The records
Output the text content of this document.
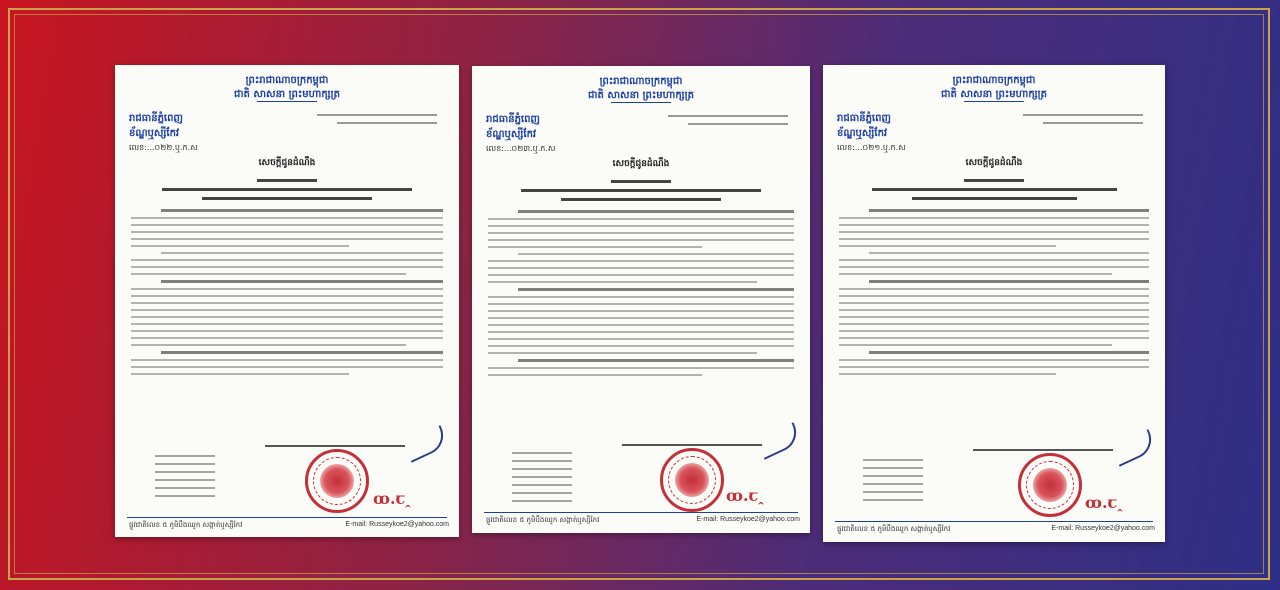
ព្រះរាជាណាចក្រកម្ពុជា
ជាតិ សាសនា ព្រះមហាក្សត្រ
រាជធានីភ្នំពេញ
ខ័ណ្ឌឬស្សីកែវ
លេខ:...០២២.ឬ.ក.ស
សេចក្ដីជូនដំណឹង
ꝏ.ꞇꞈ
ផ្លូវជាតិលេខ ៥ ភូមិបឹងឈូក សង្កាត់ឬស្សីកែវ	E-mail: Russeykoe2@yahoo.com
ព្រះរាជាណាចក្រកម្ពុជា
ជាតិ សាសនា ព្រះមហាក្សត្រ
រាជធានីភ្នំពេញ
ខ័ណ្ឌឬស្សីកែវ
លេខ:...០២៣.ឬ.ក.ស
សេចក្ដីជូនដំណឹង
ꝏ.ꞇꞈ
ផ្លូវជាតិលេខ ៥ ភូមិបឹងឈូក សង្កាត់ឬស្សីកែវ	E-mail: Russeykoe2@yahoo.com
ព្រះរាជាណាចក្រកម្ពុជា
ជាតិ សាសនា ព្រះមហាក្សត្រ
រាជធានីភ្នំពេញ
ខ័ណ្ឌឬស្សីកែវ
លេខ:...០២១.ឬ.ក.ស
សេចក្ដីជូនដំណឹង
ꝏ.ꞇꞈ
ផ្លូវជាតិលេខ ៥ ភូមិបឹងឈូក សង្កាត់ឬស្សីកែវ	E-mail: Russeykoe2@yahoo.com
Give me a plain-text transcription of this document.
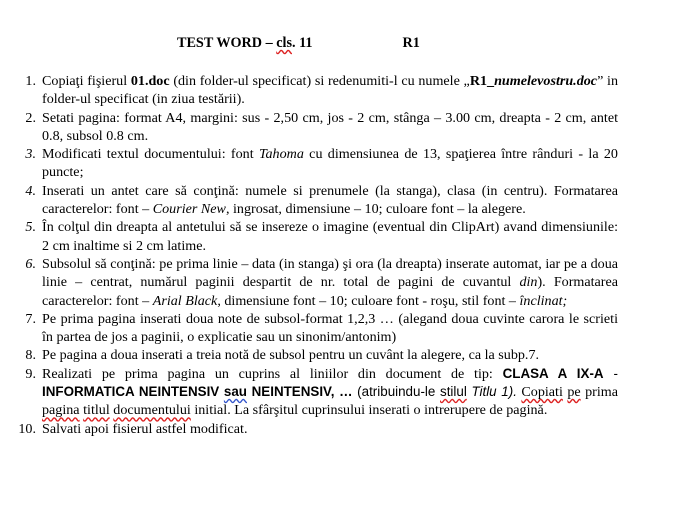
TEST WORD – cls. 11	R1
1. Copiaţi fişierul 01.doc (din folder-ul specificat) si redenumiti-l cu numele „R1_numelevostru.doc” in folder-ul specificat (in ziua testării).
2. Setati pagina: format A4, margini: sus - 2,50 cm, jos - 2 cm, stânga – 3.00 cm, dreapta - 2 cm, antet 0.8, subsol 0.8 cm.
3. Modificati textul documentului: font Tahoma cu dimensiunea de 13, spaţierea între rânduri - la 20 puncte;
4. Inserati un antet care să conţină: numele si prenumele (la stanga), clasa (in centru). Formatarea caracterelor: font – Courier New, ingrosat, dimensiune – 10; culoare font – la alegere.
5. În colţul din dreapta al antetului să se insereze o imagine (eventual din ClipArt) avand dimensiunile: 2 cm inaltime si 2 cm latime.
6. Subsolul să conţină: pe prima linie – data (in stanga) şi ora (la dreapta) inserate automat, iar pe a doua linie – centrat, numărul paginii despartit de nr. total de pagini de cuvantul din). Formatarea caracterelor: font – Arial Black, dimensiune font – 10; culoare font - roşu, stil font – înclinat;
7. Pe prima pagina inserati doua note de subsol-format 1,2,3 … (alegand doua cuvinte carora le scrieti în partea de jos a paginii, o explicatie sau un sinonim/antonim)
8. Pe pagina a doua inserati a treia notă de subsol pentru un cuvânt la alegere, ca la subp.7.
9. Realizati pe prima pagina un cuprins al liniilor din document de tip: CLASA A IX-A - INFORMATICA NEINTENSIV sau NEINTENSIV, … (atribuindu-le stilul Titlu 1). Copiati pe prima pagina titlul documentului initial. La sfârşitul cuprinsului inserati o intrerupere de pagină.
10. Salvati apoi fisierul astfel modificat.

What needs to be done
Print the complete listing exactly as it stands, without its pictures.

Final result
Output the text content of this document.
ព្រះរាជាណាចក្រកម្ពុជា
ជាតិ សាសនា ព្រះមហាក្សត្រ
រាជធានីភ្នំពេញ
ខ័ណ្ឌឬស្សីកែវ
លេខ:...០២២.ឬ.ក.ស
សេចក្ដីជូនដំណឹង
ꝏ.ꞇꞈ
ផ្លូវជាតិលេខ ៥ ភូមិបឹងឈូក សង្កាត់ឬស្សីកែវ	E-mail: Russeykoe2@yahoo.com
ព្រះរាជាណាចក្រកម្ពុជា
ជាតិ សាសនា ព្រះមហាក្សត្រ
រាជធានីភ្នំពេញ
ខ័ណ្ឌឬស្សីកែវ
លេខ:...០២៣.ឬ.ក.ស
សេចក្ដីជូនដំណឹង
ꝏ.ꞇꞈ
ផ្លូវជាតិលេខ ៥ ភូមិបឹងឈូក សង្កាត់ឬស្សីកែវ	E-mail: Russeykoe2@yahoo.com
ព្រះរាជាណាចក្រកម្ពុជា
ជាតិ សាសនា ព្រះមហាក្សត្រ
រាជធានីភ្នំពេញ
ខ័ណ្ឌឬស្សីកែវ
លេខ:...០២១.ឬ.ក.ស
សេចក្ដីជូនដំណឹង
ꝏ.ꞇꞈ
ផ្លូវជាតិលេខ ៥ ភូមិបឹងឈូក សង្កាត់ឬស្សីកែវ	E-mail: Russeykoe2@yahoo.com
Give me a plain-text transcription of this document.
TEST WORD – cls. 11	R1
1. Copiaţi fişierul 01.doc (din folder-ul specificat) si redenumiti-l cu numele „R1_numelevostru.doc” in folder-ul specificat (in ziua testării).
2. Setati pagina: format A4, margini: sus - 2,50 cm, jos - 2 cm, stânga – 3.00 cm, dreapta - 2 cm, antet 0.8, subsol 0.8 cm.
3. Modificati textul documentului: font Tahoma cu dimensiunea de 13, spaţierea între rânduri - la 20 puncte;
4. Inserati un antet care să conţină: numele si prenumele (la stanga), clasa (in centru). Formatarea caracterelor: font – Courier New, ingrosat, dimensiune – 10; culoare font – la alegere.
5. În colţul din dreapta al antetului să se insereze o imagine (eventual din ClipArt) avand dimensiunile: 2 cm inaltime si 2 cm latime.
6. Subsolul să conţină: pe prima linie – data (in stanga) şi ora (la dreapta) inserate automat, iar pe a doua linie – centrat, numărul paginii despartit de nr. total de pagini de cuvantul din). Formatarea caracterelor: font – Arial Black, dimensiune font – 10; culoare font - roşu, stil font – înclinat;
7. Pe prima pagina inserati doua note de subsol-format 1,2,3 … (alegand doua cuvinte carora le scrieti în partea de jos a paginii, o explicatie sau un sinonim/antonim)
8. Pe pagina a doua inserati a treia notă de subsol pentru un cuvânt la alegere, ca la subp.7.
9. Realizati pe prima pagina un cuprins al liniilor din document de tip: CLASA A IX-A - INFORMATICA NEINTENSIV sau NEINTENSIV, … (atribuindu-le stilul Titlu 1). Copiati pe prima pagina titlul documentului initial. La sfârşitul cuprinsului inserati o intrerupere de pagină.
10. Salvati apoi fisierul astfel modificat.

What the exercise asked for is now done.